Extrait du document
◇ ◇ ◇ ◇ ◇ ◇ ◇
Le roi des ombres

Josef Holbrooke demeure le génie maudit de la musique britannique comme le fut Rued Langaard pour la musique danoise : des originaux absolus, libres dans la marge, maudits par l’institution malgré leurs succès publics et l’admiration des lettrés, réfugiés dans leurs œuvres qui les rédimeront pour la postérité.

C’est à peu près entendu pour les Symphonies de Langaard, bien moins pour Holbrooke dont le génie orchestral est pourtant saisissant. Commencez donc le disque par son dernier opus, ce Corbeau (The Raven). Les auditeurs du Crystal Palace le découvrent un soir de 1900, conte noir inspiré par Poe, l’opus 1 d’un jeune homme qui n’a pas encore passé ses vingt deux ans. Sensation devant cet orchestre fuligineux, sombre, génialement composé qui distille un malaise. Des dames se seraient évanouies, dit-on. En tous cas, la carrière s’ouvrait devant le jeune compositeur. Il restera fidèle à Poe, proposant sa propre version des Carillons qui tient tête fièrement à celle de Rachmaninov, dressant le portrait de l’écrivain américain dans sa Première Symphonie. Le fantastique, l’étrange furent sa vraie nature.

Et qui entendra ici The Raven dans la lecture crépusculaire et fantasmagorique qu’en délivre Howard Griffiths et son orchestre ne pourra être que saisi par l’art suggestif du compositeur : rien ne s’était vu en Albion de si sombre, de si prégnant, de si singulier.
◇ ◇ ◇ ◇ ◇ ◇ ◇
Données fournies
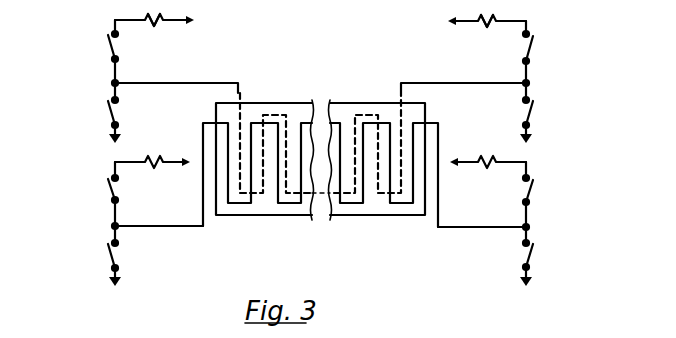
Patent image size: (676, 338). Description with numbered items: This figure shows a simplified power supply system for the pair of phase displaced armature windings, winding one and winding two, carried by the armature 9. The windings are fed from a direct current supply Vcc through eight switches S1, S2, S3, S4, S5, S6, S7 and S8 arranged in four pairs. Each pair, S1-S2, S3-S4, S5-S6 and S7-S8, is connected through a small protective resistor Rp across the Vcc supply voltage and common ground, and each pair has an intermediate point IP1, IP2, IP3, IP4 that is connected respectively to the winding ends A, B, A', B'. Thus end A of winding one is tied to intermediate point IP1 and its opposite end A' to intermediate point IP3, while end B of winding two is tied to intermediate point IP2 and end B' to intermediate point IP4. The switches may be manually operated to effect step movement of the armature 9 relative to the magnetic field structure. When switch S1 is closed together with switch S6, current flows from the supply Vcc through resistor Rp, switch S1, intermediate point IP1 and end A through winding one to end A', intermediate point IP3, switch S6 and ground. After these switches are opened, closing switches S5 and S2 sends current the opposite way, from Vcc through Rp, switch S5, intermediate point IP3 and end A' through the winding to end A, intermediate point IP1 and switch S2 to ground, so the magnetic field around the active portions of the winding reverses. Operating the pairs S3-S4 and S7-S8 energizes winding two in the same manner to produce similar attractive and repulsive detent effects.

The armature 9 is at (374, 103).
The switch S1 is at (107, 48).
The switch S2 is at (108, 108).
The switch S3 is at (108, 186).
The switch S4 is at (108, 253).
The switch S5 is at (531, 48).
The switch S6 is at (531, 112).
The switch S7 is at (531, 189).
The switch S8 is at (531, 253).
The intermediate point IP1 is at (112, 83).
The intermediate point IP2 is at (112, 226).
The intermediate point IP3 is at (530, 83).
The intermediate point IP4 is at (530, 227).
The protective resistor Rp is at (153, 21).
The direct current supply Vcc is at (320, 100).
The end of winding #1 A is at (258, 127).
The end of winding #1 A' is at (373, 129).
The end of winding #2 B is at (254, 187).
The end of winding #2 B' is at (399, 188).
◇ ◇ ◇ ◇ ◇ ◇ ◇
Consigne A
Reproduisez à l'identique, dans la critique consacrée à Josef Holbrooke, tout le passage qui va de "Et qui entendra" jusqu'à "de si singulier.".
Consigne B
Répondez aux questions suivantes d'après la critique consacrée à Josef Holbrooke.
(i) À quel compositeur danois Holbrooke est-il comparé ?
(ii) En quel lieu le public découvrit-il The Raven en 1900 ?
(iii) Qui dirige l'orchestre dans l'interprétation de The Raven évoquée à la fin ?
Consigne C
Rédigez la suite de la critique consacrée à Josef Holbrooke, en reprenant après sa dernière phrase.

Réponse attendue A
Et qui entendra ici The Raven dans la lecture crépusculaire et fantasmagorique qu’en délivre Howard Griffiths et son orchestre ne pourra être que saisi par l’art suggestif du compositeur : rien ne s’était vu en Albion de si sombre, de si prégnant, de si singulier.

Réponse attendue B
(i) Rued Langaard.
(ii) Au Crystal Palace.
(iii) Howard Griffiths.

Réponse attendue C
Le reste du disque illustre l’autre face, celle du compositeur adoubé, installé, qui sait aussi briller, cycle de variations habilement troussée ou Concerto pour violon bavard et jouissif, jouant des clichés avec une certaine ironie. Mais le vrai visage d’Holbrooke est tout entier dans le coup de maître de The Raven. Puisse CPO poursuivre après déjà plusieurs volumes dans son exploration du gigantesque catalogue de cette figure majeure du renouveau de la musique britannique au XXe siècle.

LE DISQUE DU JOUR

cover-holbrooke-griffiths-2-cpoJosef Holbrooke (1878-1958)
The Raven, Op. 25
Concerto pour violon, Op. 59,
« The Grasshopper »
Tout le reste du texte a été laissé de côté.